In the World Series Cup, Pakistan only narrowly missed reaching the final with West Indies. Zaheer hit a fine 108 against Australia at Sydney, to bring victory to his side, and scored the most runs in the series. Miandad, Mudassar and Imran also batted well. Mudassar collected twelve wickets and headed the one-day bowling averages, while Imran, Sarfraz and Sikander all did quite creditably with the ball. An unfortunate aspect of the visit was the decline in public interest in the Test matches between Australia and Pakistan, this being most marked in the third Test at Melbourne, which Pakistan won, when the attendance on each of the five days' play was below 10,000. The three Tests attracted only 88,369 spectators.
Javed Miandad led the side and batted well throughout, although his confrontation with Lillee during the Perth Test was a wretched affair and he did not appear to have the full support of his whole team at all times. He was also involved in strong but unsuccessful requests by the Pakistani management to have the umpires replaced for the second Test.
The confrontation between Miandad and Lillee was one of the most undignified incidents in Test history. Miandad, batting to Lillee, had turned a ball to the on side and was in the course of completing a comfortable single when he was obstructed by Lillee. In the ensuing fracas Lillee kicked Miandad, who responded by shaping to strike him with his bat. The Australian team imposed a $200 fine (£120 approx.) on Lillee and sought an apology from Miandad for his part in the affair. However, the umpires, who had assisted in quelling the incident, objected to the penalty as being too lenient and the matter was dealt with at a Melbourne hearing before Mr R. Merriman, the coordinator of the Australian Cricket Board's cricket sub-committee. His ruling was that Lillee's penalty, set by the players, was not sufficient and he imposed a suspension from Australia's two ensuing one-day internationals - against Pakistan and West Indies. No apology was forthcoming from Miandad, whose participation in the incident was also referred to in the umpires' report.

════════════════

• TASK: Continue the account of Pakistan's tour of Australia from where it stops.

• RECORD EXTRACTS:
════════════════

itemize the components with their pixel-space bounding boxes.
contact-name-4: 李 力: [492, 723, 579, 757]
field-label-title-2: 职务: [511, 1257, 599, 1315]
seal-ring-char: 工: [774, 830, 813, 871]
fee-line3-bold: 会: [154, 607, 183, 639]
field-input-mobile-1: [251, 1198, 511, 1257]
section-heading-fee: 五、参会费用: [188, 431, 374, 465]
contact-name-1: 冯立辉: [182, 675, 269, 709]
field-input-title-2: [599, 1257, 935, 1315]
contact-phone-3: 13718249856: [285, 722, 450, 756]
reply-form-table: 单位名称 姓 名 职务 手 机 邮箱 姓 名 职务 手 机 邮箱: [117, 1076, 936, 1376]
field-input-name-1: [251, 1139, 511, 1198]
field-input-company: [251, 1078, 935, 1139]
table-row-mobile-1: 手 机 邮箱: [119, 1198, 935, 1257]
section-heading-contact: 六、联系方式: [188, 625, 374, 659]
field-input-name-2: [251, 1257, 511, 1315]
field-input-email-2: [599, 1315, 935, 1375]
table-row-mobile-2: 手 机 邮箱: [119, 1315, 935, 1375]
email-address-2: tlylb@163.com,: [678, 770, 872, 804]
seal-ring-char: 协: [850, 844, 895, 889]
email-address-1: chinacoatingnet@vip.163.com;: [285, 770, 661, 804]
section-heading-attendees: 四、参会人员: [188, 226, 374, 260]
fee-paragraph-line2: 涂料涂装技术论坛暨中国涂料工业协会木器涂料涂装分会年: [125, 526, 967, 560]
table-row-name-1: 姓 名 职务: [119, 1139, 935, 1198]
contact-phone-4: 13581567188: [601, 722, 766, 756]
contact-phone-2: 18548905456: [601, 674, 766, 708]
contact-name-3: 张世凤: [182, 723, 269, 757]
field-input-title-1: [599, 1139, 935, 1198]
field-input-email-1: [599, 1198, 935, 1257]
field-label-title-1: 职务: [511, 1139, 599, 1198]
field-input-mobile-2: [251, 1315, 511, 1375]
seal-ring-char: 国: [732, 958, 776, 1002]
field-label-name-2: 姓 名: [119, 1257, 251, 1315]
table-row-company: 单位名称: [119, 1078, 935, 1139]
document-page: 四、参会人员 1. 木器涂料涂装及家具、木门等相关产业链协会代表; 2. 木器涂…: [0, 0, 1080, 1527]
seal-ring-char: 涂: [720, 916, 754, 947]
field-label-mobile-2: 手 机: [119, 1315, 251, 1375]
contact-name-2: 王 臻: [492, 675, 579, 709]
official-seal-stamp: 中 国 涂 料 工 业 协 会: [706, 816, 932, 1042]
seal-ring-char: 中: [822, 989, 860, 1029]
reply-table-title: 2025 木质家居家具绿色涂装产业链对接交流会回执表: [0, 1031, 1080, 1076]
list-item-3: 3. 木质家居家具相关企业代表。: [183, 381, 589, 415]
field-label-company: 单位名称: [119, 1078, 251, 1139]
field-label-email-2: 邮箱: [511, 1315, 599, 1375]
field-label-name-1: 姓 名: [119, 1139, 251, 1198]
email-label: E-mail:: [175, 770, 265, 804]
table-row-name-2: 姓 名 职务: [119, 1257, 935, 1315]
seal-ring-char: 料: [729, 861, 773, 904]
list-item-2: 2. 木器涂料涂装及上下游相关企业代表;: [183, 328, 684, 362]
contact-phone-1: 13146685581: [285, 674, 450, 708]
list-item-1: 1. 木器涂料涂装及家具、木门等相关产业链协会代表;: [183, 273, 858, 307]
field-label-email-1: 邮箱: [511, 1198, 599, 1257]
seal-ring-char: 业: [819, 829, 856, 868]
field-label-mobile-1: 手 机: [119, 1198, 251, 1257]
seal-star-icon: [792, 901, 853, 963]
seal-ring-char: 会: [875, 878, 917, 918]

════════════════

• TASK RESULT:
Zaheer Abbas maintained his customary form with some crisp and effective batting, while Majid Khan batted soundly and his replacement as opening batsman, Mansoor Akhtar, showed promise. The youthful Rizwan-uz-Zaman had distinct ability as an opening batsman, hitting hundreds against South Australia and Tasmania. Mudassar Nazar batted soundly, playing the role of sheet-anchor, and Wasim Raja showed glimpses of form on occasions.
Imran Khan became Pakistan's highest Test wicket-taker in the Melbourne Test with 144 dismissals. His fast bowling throughout the tour was excellent, and in the view of many he was the outstanding cricketer of the Australian season. He was ably supported by the angular fast bowler, Sikander Bakht, and the veteran, Sarfraz Nawaz, both of whom performed in stout-hearted fashion. Iqbal Qasim, the side's only top-class slow bowler, headed the bowling averages with 23 wickets. He bowled particularly well in the third Test in Melbourne while taking seven wickets. He was supported by the all-rounder, Ijaz Faqih, who bowled right-arm off-spinners, as well as batting quite usefully.
Test matches - Played 3: Won 1, Lost 2.
First-class matches - Played 8: Won 2, Lost 2, Drawn 4.
Wins- Australia, Tasmania.
Losses - Australia (2).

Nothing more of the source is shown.